** BEGIN Raw data **

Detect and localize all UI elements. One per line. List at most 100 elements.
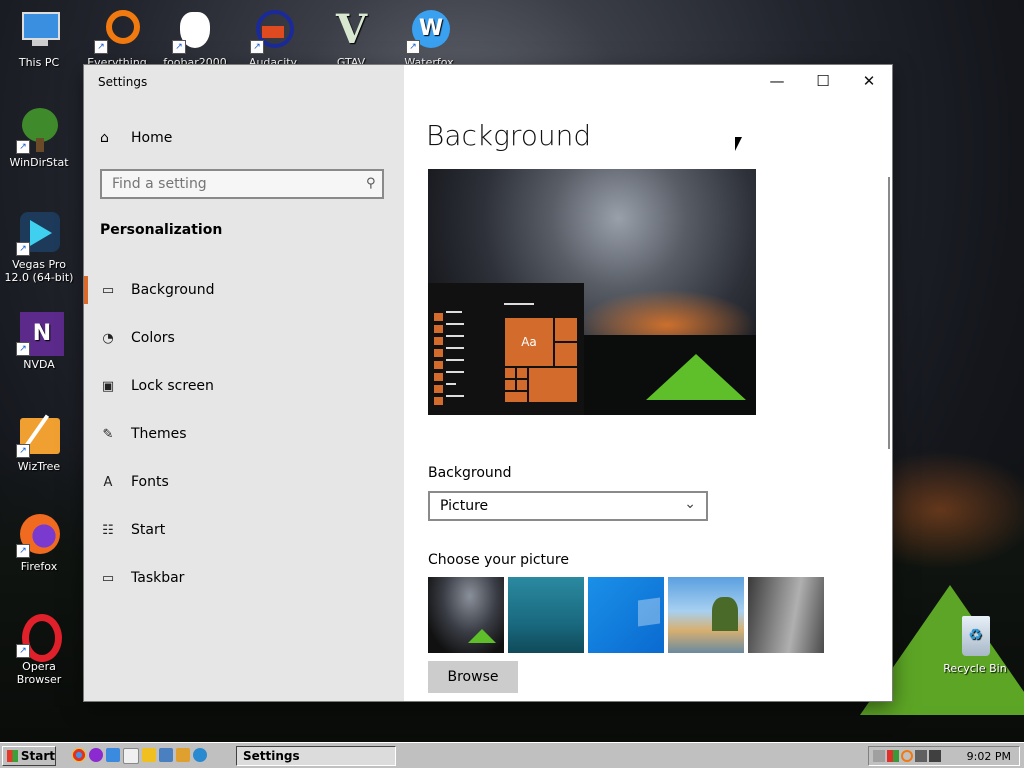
desktop-icon-windirstat[interactable]: ↗ WinDirStat — [2, 108, 76, 169]
sidebar-item-taskbar[interactable]: ▭ Taskbar — [84, 560, 404, 596]
gtav-logo-icon: V — [336, 6, 368, 53]
picture-thumb-4[interactable] — [668, 577, 744, 653]
magnifier-icon: ↗ — [94, 8, 140, 54]
tray-volume-icon[interactable] — [929, 750, 941, 762]
firefox-icon: ↗ — [16, 512, 62, 558]
start-button[interactable]: Start — [2, 746, 56, 766]
picture-thumb-2[interactable] — [508, 577, 584, 653]
document-icon[interactable] — [123, 748, 139, 764]
desktop-icon-recycle-bin[interactable]: ♻ Recycle Bin — [938, 614, 1012, 675]
desktop-icon-waterfox[interactable]: W ↗ Waterfox — [392, 8, 466, 69]
wand-icon: ↗ — [16, 412, 62, 458]
sidebar-item-background[interactable]: ▭ Background — [84, 272, 404, 308]
lock-screen-icon: ▣ — [101, 378, 115, 394]
picture-thumb-3[interactable] — [588, 577, 664, 653]
desktop-icon-vegas-pro[interactable]: ↗ Vegas Pro 12.0 (64-bit) — [2, 210, 76, 284]
folder-icon[interactable] — [176, 748, 190, 762]
active-indicator — [84, 276, 88, 304]
browse-button[interactable]: Browse — [428, 661, 518, 693]
sidebar-item-label: Start — [131, 522, 166, 538]
close-button[interactable]: ✕ — [846, 65, 892, 97]
tray-app-icon[interactable] — [873, 750, 885, 762]
desktop-icon-everything[interactable]: ↗ Everything — [80, 8, 154, 69]
nav-home[interactable]: ⌂ Home — [100, 127, 172, 149]
sidebar-item-themes[interactable]: ✎ Themes — [84, 416, 404, 452]
settings-window: Settings — ☐ ✕ ⌂ Home ⚲ Personalization … — [84, 65, 892, 701]
taskbar-button-settings[interactable]: Settings — [236, 746, 396, 766]
tray-search-icon[interactable] — [901, 750, 913, 762]
sidebar-item-label: Taskbar — [131, 570, 185, 586]
quick-launch — [72, 748, 207, 764]
tray-network-icon[interactable] — [915, 750, 927, 762]
shortcut-arrow-icon: ↗ — [172, 40, 186, 54]
shortcut-arrow-icon: ↗ — [406, 40, 420, 54]
sidebar-item-start[interactable]: ☷ Start — [84, 512, 404, 548]
start-label: Start — [20, 749, 55, 763]
recycle-bin-icon: ♻ — [952, 614, 998, 660]
home-icon: ⌂ — [100, 130, 109, 146]
desktop-icon-this-pc[interactable]: This PC — [2, 8, 76, 69]
nvda-logo-icon: N ↗ — [16, 310, 64, 356]
sidebar-item-label: Fonts — [131, 474, 169, 490]
sidebar-item-lock-screen[interactable]: ▣ Lock screen — [84, 368, 404, 404]
desktop-icon-opera[interactable]: ↗ Opera Browser — [2, 612, 76, 686]
window-title: Settings — [98, 75, 148, 89]
desktop-icon-wiztree[interactable]: ↗ WizTree — [2, 412, 76, 473]
headphones-icon: ↗ — [250, 8, 296, 54]
waterfox-icon: W ↗ — [406, 8, 452, 54]
desktop-icon-gtav[interactable]: V GTAV — [314, 6, 388, 70]
shortcut-arrow-icon: ↗ — [16, 140, 30, 154]
preview-tile-aa: Aa — [504, 317, 554, 367]
scrollbar[interactable] — [888, 177, 890, 449]
tray-windows-icon[interactable] — [887, 750, 899, 762]
maximize-icon: ☐ — [816, 72, 830, 90]
shortcut-arrow-icon: ↗ — [250, 40, 264, 54]
taskbar: Start Settings 9:02 PM — [0, 742, 1024, 768]
monitor-icon — [16, 8, 62, 54]
tree-icon: ↗ — [16, 108, 62, 154]
sidebar-item-label: Background — [131, 282, 215, 298]
desktop-icon-firefox[interactable]: ↗ Firefox — [2, 512, 76, 573]
background-select-value: Picture — [440, 498, 489, 514]
sidebar-item-colors[interactable]: ◔ Colors — [84, 320, 404, 356]
mouse-cursor — [735, 137, 742, 151]
section-title: Personalization — [100, 222, 223, 238]
fonts-icon: A — [103, 474, 113, 490]
fox-face-icon: ↗ — [172, 8, 218, 54]
browser-icon[interactable] — [89, 748, 103, 762]
desktop-icon-nvda[interactable]: N ↗ NVDA — [2, 310, 76, 371]
wand-icon[interactable] — [142, 748, 156, 762]
picture-thumb-1[interactable] — [428, 577, 504, 653]
palette-icon: ◔ — [102, 330, 114, 346]
window-icon[interactable] — [159, 748, 173, 762]
sidebar-item-fonts[interactable]: A Fonts — [84, 464, 404, 500]
minimize-button[interactable]: — — [754, 65, 800, 97]
themes-icon: ✎ — [102, 426, 114, 442]
search-icon: ⚲ — [366, 176, 376, 191]
picture-thumb-5[interactable] — [748, 577, 824, 653]
maximize-button[interactable]: ☐ — [800, 65, 846, 97]
desktop-icon-foobar2000[interactable]: ↗ foobar2000 — [158, 8, 232, 69]
shortcut-arrow-icon: ↗ — [16, 444, 30, 458]
system-tray: 9:02 PM — [868, 746, 1020, 766]
search-input[interactable] — [100, 169, 384, 199]
image-icon: ▭ — [101, 282, 115, 298]
shortcut-arrow-icon: ↗ — [94, 40, 108, 54]
sidebar-item-label: Lock screen — [131, 378, 214, 394]
edge-icon[interactable] — [193, 748, 207, 762]
start-icon: ☷ — [102, 522, 114, 538]
clock[interactable]: 9:02 PM — [967, 750, 1011, 763]
sidebar-item-label: Colors — [131, 330, 175, 346]
monitor-icon[interactable] — [106, 748, 120, 762]
close-icon: ✕ — [862, 72, 876, 90]
play-icon: ↗ — [16, 210, 62, 256]
shortcut-arrow-icon: ↗ — [16, 644, 30, 658]
sidebar-item-label: Themes — [131, 426, 187, 442]
choose-picture-label: Choose your picture — [428, 552, 569, 568]
desktop-icon-audacity[interactable]: ↗ Audacity — [236, 8, 310, 69]
nav-home-label: Home — [131, 130, 173, 146]
shortcut-arrow-icon: ↗ — [16, 544, 30, 558]
preview-tiles: Aa — [504, 317, 578, 403]
background-select[interactable]: Picture ⌄ — [428, 491, 708, 521]
chrome-icon[interactable] — [72, 748, 86, 762]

** END Raw data **

Exercise goal:
Copy out word for word the lines of the items from the line containing "desktop-icon-windirstat[interactable]: ↗ WinDirStat" to the line containing "magnifier-icon: ↗ — [94, 8, 140, 54]", including both of those lines.

Response:
desktop-icon-windirstat[interactable]: ↗ WinDirStat — [2, 108, 76, 169]
sidebar-item-taskbar[interactable]: ▭ Taskbar — [84, 560, 404, 596]
gtav-logo-icon: V — [336, 6, 368, 53]
picture-thumb-4[interactable] — [668, 577, 744, 653]
magnifier-icon: ↗ — [94, 8, 140, 54]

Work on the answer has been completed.